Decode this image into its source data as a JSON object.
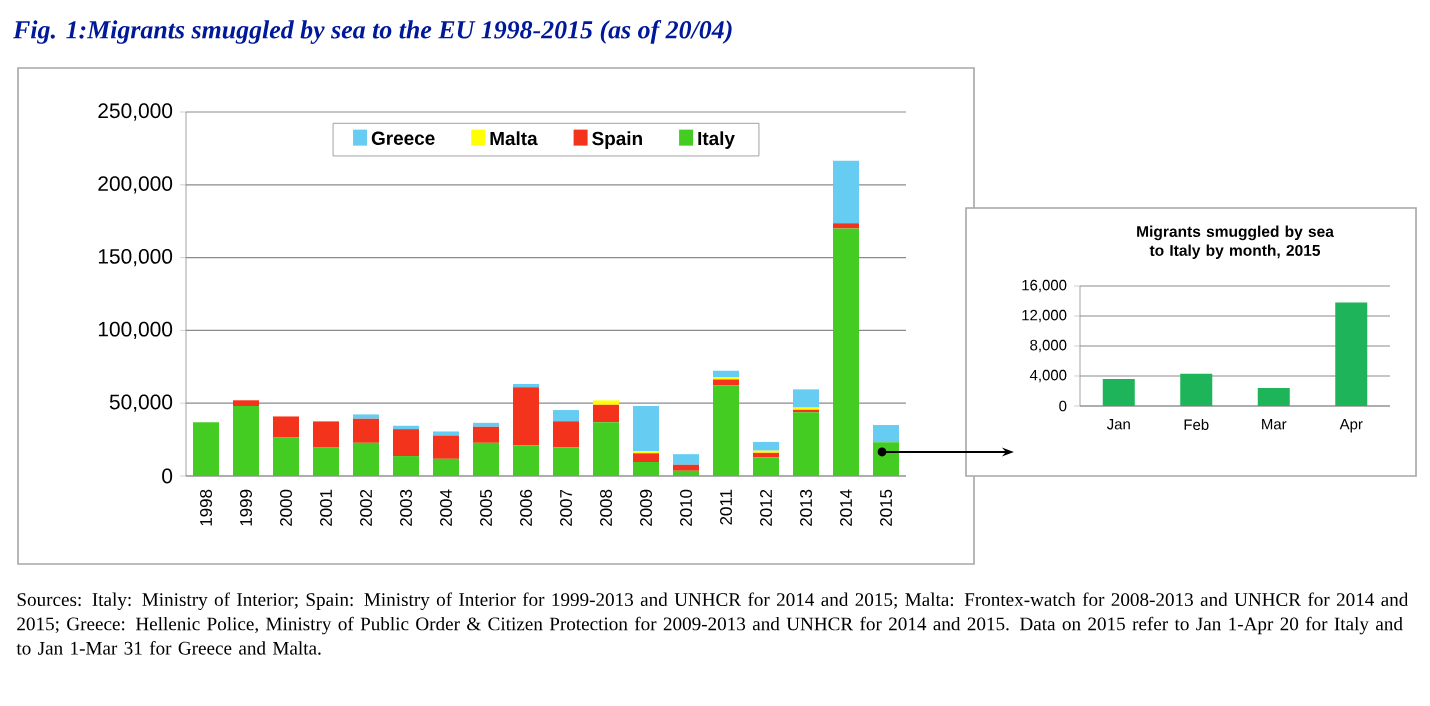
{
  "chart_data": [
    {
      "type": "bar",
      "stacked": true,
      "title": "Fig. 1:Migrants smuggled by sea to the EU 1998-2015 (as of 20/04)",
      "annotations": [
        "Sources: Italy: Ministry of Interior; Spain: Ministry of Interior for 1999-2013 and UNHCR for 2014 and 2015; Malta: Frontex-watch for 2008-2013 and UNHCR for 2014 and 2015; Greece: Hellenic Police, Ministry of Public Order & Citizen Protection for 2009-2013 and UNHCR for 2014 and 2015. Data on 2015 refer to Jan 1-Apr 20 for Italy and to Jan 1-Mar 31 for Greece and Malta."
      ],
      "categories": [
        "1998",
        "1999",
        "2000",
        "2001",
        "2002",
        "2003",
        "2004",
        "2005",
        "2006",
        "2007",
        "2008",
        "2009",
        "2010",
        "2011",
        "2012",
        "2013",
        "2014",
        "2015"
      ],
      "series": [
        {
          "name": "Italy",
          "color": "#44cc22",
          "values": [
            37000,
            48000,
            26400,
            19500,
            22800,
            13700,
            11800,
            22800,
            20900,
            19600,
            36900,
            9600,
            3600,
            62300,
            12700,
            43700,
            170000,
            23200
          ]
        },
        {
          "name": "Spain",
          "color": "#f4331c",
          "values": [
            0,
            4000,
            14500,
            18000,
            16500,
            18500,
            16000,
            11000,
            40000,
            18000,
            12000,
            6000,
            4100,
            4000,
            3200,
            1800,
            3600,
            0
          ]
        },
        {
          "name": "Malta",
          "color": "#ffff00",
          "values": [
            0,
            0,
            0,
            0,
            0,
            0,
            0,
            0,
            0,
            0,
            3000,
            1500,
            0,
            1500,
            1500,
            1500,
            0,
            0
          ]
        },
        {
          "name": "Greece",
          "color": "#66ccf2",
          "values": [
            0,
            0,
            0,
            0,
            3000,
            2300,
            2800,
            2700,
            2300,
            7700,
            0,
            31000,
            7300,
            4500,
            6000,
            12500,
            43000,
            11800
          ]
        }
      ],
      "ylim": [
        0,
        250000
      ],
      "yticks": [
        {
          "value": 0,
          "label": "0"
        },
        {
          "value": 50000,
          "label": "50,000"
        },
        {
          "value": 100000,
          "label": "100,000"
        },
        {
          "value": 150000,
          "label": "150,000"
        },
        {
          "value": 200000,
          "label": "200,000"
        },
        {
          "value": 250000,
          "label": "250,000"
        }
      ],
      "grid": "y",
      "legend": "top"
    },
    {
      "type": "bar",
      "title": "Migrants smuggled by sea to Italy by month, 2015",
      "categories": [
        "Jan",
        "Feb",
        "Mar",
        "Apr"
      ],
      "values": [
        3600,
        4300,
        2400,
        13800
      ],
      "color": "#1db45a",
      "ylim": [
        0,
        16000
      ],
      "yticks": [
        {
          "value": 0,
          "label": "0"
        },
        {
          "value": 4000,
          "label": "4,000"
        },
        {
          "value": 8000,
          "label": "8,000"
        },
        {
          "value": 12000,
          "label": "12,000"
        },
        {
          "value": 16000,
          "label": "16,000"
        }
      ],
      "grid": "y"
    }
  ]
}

........

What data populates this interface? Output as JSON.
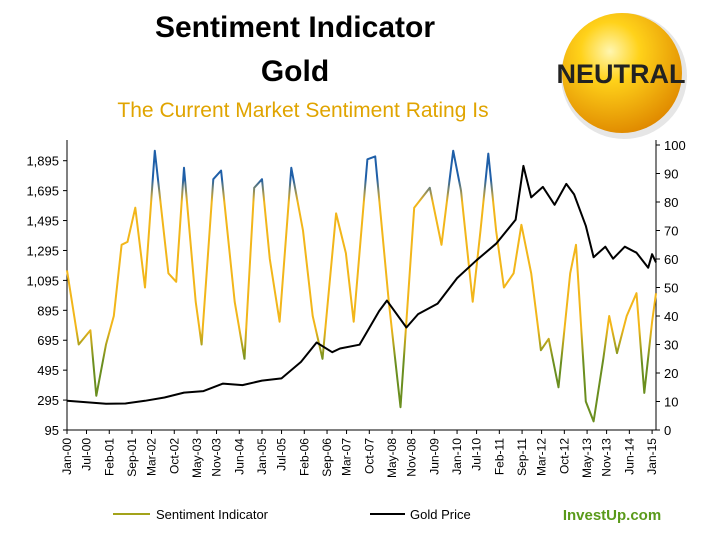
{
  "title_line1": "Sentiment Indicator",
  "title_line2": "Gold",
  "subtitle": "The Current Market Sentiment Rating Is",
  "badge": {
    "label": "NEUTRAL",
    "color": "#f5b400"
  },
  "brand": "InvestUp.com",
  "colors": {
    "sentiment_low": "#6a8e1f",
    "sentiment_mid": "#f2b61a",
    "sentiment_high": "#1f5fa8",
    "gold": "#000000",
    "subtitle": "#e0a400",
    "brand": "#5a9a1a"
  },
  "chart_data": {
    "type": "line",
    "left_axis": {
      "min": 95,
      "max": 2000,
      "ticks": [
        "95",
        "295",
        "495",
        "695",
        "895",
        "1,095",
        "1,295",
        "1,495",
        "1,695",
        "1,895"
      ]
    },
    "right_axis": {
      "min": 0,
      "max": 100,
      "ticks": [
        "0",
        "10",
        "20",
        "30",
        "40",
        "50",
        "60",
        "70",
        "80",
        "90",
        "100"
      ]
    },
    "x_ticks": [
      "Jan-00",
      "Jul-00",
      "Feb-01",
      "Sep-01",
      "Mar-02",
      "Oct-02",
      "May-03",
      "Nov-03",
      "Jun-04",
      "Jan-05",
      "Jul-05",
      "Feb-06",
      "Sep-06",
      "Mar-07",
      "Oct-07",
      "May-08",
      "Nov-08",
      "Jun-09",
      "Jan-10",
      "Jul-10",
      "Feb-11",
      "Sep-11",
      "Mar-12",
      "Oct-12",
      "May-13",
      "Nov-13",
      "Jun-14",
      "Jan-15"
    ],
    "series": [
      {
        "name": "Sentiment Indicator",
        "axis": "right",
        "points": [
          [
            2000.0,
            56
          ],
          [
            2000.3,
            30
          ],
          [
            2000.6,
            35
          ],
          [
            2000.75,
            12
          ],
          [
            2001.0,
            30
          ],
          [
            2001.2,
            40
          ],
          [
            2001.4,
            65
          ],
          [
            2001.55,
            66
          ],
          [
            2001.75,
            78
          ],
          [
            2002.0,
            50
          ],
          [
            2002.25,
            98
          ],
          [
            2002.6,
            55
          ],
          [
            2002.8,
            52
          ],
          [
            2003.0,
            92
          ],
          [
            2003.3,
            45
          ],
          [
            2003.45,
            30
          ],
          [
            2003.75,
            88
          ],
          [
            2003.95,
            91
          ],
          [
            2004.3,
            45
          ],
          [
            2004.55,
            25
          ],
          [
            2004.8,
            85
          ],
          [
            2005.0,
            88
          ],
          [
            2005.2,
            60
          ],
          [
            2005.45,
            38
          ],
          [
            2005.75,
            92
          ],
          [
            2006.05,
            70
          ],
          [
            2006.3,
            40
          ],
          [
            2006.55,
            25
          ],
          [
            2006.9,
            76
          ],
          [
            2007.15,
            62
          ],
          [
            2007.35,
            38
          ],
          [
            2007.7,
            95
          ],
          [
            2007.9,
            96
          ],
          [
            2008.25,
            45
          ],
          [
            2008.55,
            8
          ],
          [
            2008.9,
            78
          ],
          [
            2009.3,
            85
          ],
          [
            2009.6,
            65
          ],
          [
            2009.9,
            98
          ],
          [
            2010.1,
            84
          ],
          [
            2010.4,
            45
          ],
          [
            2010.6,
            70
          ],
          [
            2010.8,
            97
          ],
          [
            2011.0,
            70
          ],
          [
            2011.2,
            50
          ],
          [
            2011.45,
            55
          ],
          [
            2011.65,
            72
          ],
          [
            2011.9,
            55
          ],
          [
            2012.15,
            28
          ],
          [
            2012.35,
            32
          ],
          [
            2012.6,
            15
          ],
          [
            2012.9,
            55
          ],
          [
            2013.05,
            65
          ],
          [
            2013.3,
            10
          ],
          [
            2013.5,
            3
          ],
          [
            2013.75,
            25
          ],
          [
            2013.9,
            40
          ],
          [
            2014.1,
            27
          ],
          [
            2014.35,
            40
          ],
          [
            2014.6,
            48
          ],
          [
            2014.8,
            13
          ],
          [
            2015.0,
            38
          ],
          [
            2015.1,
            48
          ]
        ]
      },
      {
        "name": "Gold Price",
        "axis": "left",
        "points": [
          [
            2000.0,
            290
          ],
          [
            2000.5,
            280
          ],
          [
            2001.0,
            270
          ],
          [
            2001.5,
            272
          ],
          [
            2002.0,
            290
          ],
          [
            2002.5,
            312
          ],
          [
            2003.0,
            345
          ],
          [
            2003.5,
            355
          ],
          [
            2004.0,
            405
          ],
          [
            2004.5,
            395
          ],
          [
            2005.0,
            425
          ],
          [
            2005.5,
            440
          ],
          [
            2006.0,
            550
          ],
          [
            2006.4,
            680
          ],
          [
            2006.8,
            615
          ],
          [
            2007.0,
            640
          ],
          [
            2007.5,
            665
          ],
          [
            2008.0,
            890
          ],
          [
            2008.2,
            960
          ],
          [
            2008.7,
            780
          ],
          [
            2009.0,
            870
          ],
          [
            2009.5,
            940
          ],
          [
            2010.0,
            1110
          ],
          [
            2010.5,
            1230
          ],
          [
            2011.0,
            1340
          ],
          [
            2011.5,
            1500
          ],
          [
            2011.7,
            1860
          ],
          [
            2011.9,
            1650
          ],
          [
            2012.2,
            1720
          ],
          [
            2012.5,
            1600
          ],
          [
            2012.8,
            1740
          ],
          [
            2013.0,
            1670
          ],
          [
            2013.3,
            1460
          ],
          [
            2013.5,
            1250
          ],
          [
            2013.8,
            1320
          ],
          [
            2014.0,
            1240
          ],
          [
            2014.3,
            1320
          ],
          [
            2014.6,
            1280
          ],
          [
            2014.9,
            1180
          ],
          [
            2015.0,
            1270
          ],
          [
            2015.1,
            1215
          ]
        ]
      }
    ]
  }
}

........

Exercise brief> Show every line from the listing above in which the string "subtitle" appears.

Result of this exercise>
  "subtitle": "The Current Market Sentiment Rating Is",
    "subtitle": "#e0a400",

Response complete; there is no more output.